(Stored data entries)
###
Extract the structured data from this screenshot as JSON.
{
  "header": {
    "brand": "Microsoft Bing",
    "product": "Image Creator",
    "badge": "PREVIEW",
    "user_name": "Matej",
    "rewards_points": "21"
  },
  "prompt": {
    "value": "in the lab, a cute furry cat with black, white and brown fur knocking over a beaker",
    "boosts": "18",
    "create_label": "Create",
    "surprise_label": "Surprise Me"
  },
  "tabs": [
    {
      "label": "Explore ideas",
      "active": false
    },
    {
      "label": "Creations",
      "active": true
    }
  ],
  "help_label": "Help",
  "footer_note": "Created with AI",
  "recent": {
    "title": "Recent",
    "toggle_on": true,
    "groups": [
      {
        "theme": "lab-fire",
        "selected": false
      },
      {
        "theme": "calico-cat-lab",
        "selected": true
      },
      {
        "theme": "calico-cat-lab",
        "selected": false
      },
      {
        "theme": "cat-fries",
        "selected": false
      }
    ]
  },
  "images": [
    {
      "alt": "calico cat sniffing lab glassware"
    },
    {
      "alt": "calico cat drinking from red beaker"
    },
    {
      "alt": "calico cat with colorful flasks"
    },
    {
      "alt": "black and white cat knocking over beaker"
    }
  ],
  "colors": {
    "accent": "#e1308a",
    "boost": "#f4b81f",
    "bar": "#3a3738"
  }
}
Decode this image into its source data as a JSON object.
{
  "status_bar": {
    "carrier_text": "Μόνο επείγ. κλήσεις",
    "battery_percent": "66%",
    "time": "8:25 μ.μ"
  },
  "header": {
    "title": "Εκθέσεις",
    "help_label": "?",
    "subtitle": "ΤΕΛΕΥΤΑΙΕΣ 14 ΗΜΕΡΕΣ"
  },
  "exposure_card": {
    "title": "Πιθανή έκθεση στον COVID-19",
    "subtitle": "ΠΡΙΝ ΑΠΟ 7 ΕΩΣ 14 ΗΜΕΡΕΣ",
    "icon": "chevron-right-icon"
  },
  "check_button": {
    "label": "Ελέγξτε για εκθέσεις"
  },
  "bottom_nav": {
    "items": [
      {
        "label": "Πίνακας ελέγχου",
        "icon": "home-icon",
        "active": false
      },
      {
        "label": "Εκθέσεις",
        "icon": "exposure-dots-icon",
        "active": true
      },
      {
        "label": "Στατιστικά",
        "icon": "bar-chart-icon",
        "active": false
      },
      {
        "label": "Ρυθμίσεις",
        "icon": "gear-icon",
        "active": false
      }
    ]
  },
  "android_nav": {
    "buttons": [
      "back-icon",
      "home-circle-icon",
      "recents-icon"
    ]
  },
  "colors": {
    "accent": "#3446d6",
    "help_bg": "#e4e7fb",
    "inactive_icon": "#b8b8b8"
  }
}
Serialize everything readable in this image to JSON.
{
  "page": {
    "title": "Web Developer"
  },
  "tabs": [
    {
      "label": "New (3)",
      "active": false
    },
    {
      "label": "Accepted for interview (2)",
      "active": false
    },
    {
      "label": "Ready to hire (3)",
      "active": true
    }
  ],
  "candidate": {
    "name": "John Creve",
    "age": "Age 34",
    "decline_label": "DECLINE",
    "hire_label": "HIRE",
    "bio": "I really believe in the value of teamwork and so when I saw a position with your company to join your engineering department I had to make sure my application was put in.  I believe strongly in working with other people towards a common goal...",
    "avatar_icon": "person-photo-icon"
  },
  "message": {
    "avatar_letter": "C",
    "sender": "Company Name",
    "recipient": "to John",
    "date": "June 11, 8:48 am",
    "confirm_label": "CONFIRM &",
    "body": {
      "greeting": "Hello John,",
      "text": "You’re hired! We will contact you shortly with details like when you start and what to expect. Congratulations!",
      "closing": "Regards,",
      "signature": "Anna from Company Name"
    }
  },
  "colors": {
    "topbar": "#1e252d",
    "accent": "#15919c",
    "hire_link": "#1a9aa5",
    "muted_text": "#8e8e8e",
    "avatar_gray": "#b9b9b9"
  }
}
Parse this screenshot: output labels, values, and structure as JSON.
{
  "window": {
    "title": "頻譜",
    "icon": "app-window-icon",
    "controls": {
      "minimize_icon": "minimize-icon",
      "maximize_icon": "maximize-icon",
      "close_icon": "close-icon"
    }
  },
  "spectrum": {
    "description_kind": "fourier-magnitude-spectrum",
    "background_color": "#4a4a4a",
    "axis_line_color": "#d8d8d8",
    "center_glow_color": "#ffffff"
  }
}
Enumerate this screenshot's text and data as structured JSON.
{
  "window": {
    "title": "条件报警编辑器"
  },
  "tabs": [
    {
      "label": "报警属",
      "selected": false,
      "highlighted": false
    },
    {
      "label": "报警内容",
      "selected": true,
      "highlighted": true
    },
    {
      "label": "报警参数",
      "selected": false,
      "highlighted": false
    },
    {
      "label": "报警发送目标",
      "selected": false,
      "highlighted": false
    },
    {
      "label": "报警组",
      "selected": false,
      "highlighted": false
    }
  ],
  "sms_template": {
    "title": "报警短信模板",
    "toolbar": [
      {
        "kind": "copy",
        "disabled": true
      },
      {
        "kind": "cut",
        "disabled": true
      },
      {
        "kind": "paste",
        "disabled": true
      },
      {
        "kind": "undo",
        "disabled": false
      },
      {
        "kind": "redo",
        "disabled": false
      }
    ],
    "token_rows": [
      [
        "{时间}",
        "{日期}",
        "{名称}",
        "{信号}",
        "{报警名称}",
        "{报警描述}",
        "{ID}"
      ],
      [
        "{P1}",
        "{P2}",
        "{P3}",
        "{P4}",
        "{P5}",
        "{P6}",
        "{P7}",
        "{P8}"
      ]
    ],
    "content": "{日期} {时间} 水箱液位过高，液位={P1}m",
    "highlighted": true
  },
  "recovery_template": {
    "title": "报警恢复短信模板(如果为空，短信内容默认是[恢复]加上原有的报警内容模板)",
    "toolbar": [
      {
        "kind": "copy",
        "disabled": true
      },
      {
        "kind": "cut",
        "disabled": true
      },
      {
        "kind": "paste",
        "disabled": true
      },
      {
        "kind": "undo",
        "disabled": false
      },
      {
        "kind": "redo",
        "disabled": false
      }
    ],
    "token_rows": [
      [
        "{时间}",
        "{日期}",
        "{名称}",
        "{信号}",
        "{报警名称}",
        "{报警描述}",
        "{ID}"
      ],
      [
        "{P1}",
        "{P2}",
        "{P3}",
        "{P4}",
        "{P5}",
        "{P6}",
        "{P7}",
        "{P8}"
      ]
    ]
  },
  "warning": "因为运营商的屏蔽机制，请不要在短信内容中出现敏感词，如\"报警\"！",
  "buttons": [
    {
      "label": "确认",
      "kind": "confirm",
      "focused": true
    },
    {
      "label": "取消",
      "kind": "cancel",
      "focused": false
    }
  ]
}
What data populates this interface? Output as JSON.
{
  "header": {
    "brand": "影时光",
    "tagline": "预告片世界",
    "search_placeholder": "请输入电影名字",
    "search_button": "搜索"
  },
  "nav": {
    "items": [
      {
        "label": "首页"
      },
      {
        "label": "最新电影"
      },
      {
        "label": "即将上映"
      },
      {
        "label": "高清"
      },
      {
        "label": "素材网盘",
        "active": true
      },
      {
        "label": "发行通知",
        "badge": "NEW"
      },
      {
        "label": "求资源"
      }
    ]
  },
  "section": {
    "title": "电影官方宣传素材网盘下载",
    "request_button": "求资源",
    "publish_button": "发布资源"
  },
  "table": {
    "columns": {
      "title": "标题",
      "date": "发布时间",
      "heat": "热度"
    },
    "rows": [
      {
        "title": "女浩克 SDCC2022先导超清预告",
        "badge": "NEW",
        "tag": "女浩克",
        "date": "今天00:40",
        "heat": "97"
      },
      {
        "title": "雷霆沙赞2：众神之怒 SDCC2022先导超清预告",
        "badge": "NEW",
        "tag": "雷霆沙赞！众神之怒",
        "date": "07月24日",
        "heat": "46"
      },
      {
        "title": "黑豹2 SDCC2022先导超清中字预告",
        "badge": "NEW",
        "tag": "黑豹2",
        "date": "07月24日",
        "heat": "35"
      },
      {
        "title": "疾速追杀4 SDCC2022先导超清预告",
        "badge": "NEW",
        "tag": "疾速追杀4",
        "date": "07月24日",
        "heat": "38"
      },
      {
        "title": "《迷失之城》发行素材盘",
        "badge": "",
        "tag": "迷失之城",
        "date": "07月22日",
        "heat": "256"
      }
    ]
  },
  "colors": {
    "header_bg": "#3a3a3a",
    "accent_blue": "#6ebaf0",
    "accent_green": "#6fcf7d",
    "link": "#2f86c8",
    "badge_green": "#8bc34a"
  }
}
###
STATED TASK:
Find the word "structured" in the material, then list each line that holds it.

TASK OUTPUT:
Extract the structured data from this screenshot as JSON.
Enumerate this screenshot's text and data as structured JSON.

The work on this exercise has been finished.